[TEXT SECTION]
--------

All in all it was a fantastic day OK the rain ruined it a little but it added some spice and difficulty I was glad to finish and bagged myself a decent time coming in the Silver category (not bad for 3 punctures) well done to Samps on his gold finish time absolutely smashed it mate very proud of you..we are already planning the next event..
This post is going to be a bit of a ramble some updates on training, some pictures I have taken over the last month and other bits so read on and enjoy..
14 weeks since I started my initial training with the aim of comfortably completing a 73 mile ride across the chilterns with my good friend Samps. It is quite phenomenal what you can achieve in just 14 weeks. I considered myself reasonably fit before this endeavour maybe slightly on the heavy side and certainly lacking the endurance to complete 10 miles on a bike let alone 73! but the transformation has been pleasing my average weekly distance now sits at over 100miles a week and cycling 4/5 times a week.
So lets recap on the progression from a month ago, I had completed Bison Hill for the first time just about the steepest climb you can do here in Bedfordshire. Since then the climbing has continued and we have featured the likes of Ivinghoe Beacon, Dunstable Downs and numerous other Category 4 climbs.
What is a category 4 climb? a climb is defined as a length of road over 500 metres long with at average of 3% or more in gradient. When looking at percentages and climbs try to think of the fact the average staircase is 30%. So if you were to lay a piece of board on your stairs and stand on it thats a 30% gradient pretty gnarly on a bike but there aren’t many 30% sections round here thankfully.
The last month of so training has really kicked on and we are regularly riding over 50 miles on a weekend with a few 30 milers in the week which is over and above the training plan. I wrote up a few small notes on some of the bigger rides including the biggest yet 80 miles…
My training plan is tailored towards completing a 100 mile ride so we have gradually built up the bigger rides to over 70 miles. I have found it a struggle to limit my weekly rides to just 15 miles and some of them have been creeping up to the 30 miler zone something I will definitely be scaling back with just 10 days until the ride (see the countdown clock in the side bar)
My fueling has improved dramatically since I first started cycling and I have put a lot of effort into making sure I am well fueled on my longer rides. Typically I am using the usual sources for energy High5 gels with caffeine and I normally use the High 5 Zero Xtreme tablets with my water which contain electrolyte and caffeine this stuff is like rocket fuel. Gels can get pretty boring so as you can see from my previous post I do like a good flapjack this is a regular treat that comes out with me on a ride. I have also recently started making rice cakes using the Team Sky recipe these things a quite tricky to make but you can check the recipe out on the Rapha site here.

--------

[STORED DATA]
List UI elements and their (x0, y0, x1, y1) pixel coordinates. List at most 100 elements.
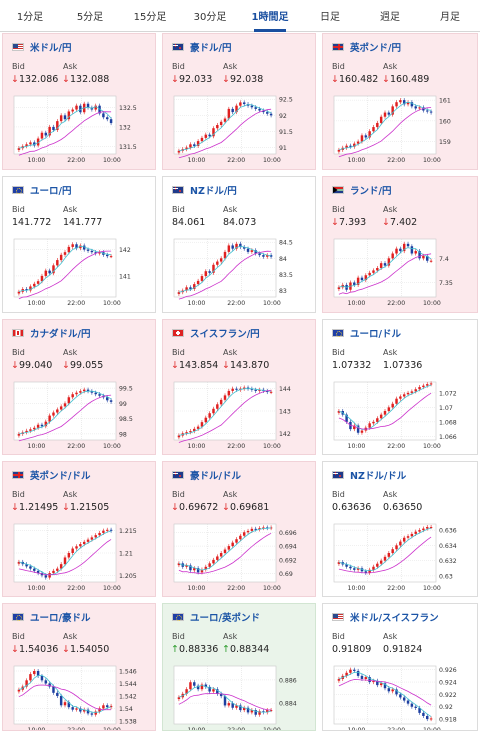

--------

[WHAT IS NEEDED]
Please extend the cycling training blog post, picking up after its last sentence. The material is separate from the cycling training blog post.

[IN RESPONSE]
Thats all from me for now hopefully I will get some posts in before the big ride on 28th but if not I will have a full race report and maybe some video content.
Here are my notes from hitting my biggest ride so far 80 miles, unfortunately I have been pretty busy lately and I am only just typing this up.
We headed out towards Totternhoe as there is a fairly decent climb starting at Dunstable Cricket club to the top of the downs; it’s just over 2 miles at around a 3% gradient but kicks up in one place to 9% out of the saddle stuff for me. I lost Samps on the climb but mentioned to recapture him running across the downs we sailed down past the cafe towards Studham as we were meeting Samps friend Andy who would be joining us for an hour or so. There is a lovely little country road just out the other side of Gaddesden Road called Wood End Lane which heads towards Markyate, 3 miles of flat slightly descending road. We bumped into Andy and did around 10 miles with him at a heart pumping 19mph avg unfortunately his ride was cut short puncturing twice with a dodgy rear tyre.
Me and Samps headed towards Berkhamstead and picked up some additional water as it was a hot day. Samps knew a good climb round the back of Aston Hill. This is quite possibly the hardest 10 miles I have ever ridden, whilst it was not 10 miles of climbing it didn’t seem to stop and even on the flat bits the was still at least a 1-2% gradient, in places the climb was kicking up to 9% over 0.5 miles my heart was in my mouth for most of it thanks to a couple of random lads for the encouragement on the hardest bit. At this point we were 50 miles in I was 5 miles off my longest distance and facing at least another 20 to hit our 70 target for the day this then became a survival ride for me luckily I had packed a fair bit of fuel gels, flapjacks and 2 bananas.
We decided to head back towards home and hit the 70 mile mark around Stewkley upon which Samps who had decided to start new rides on his Garmin decided he wanted to do another 10 miles to round his current trip to 50…I couldn’t face it we were so close to home I had nothing left. I begrudgingly agreed and it now becomes difficult to write the rest of this trip up as I was zoned out for the last 10 miles I drank all my bottles down before the 70 mile mark. We finished the ride on 80 miles total a fantastic achievement and definitely not something I could of done alone thanks Samps.
Training continues to go well I have just got back from a 44 mile ride with Samps which included one of the toughest hills I have done to-date Bison Hill. Bison Hill runs in at about 0.6 miles according to Strava but in truth its more like 0.9 if you are counting the climb from the roundabout near the bottom of the road. The average gradient of this hill is around 7-8% but in places it is 25% which is 1 in 4 its by no means something you tackle lightly…although being lighter would probably be a significant advantage.
I have never ridden the Bison before but mentally I have convinced myself I can ride absolutely anything call this arrogance if you want I call it dealing with the chimp, at the bottom of the hill there should be absolutely no doubt in your mind that you believe you will achieve your goal be that smashing in a top 10 time on Strava or like me just making it up the thing without stopping. Obviously goals have to be realistic 2 months ago I would not of considered attempting the Bison I have put around 100 miles average over 2 months on the bike now to claw my fitness up. Anyway lets join my brain as it climbed Bison.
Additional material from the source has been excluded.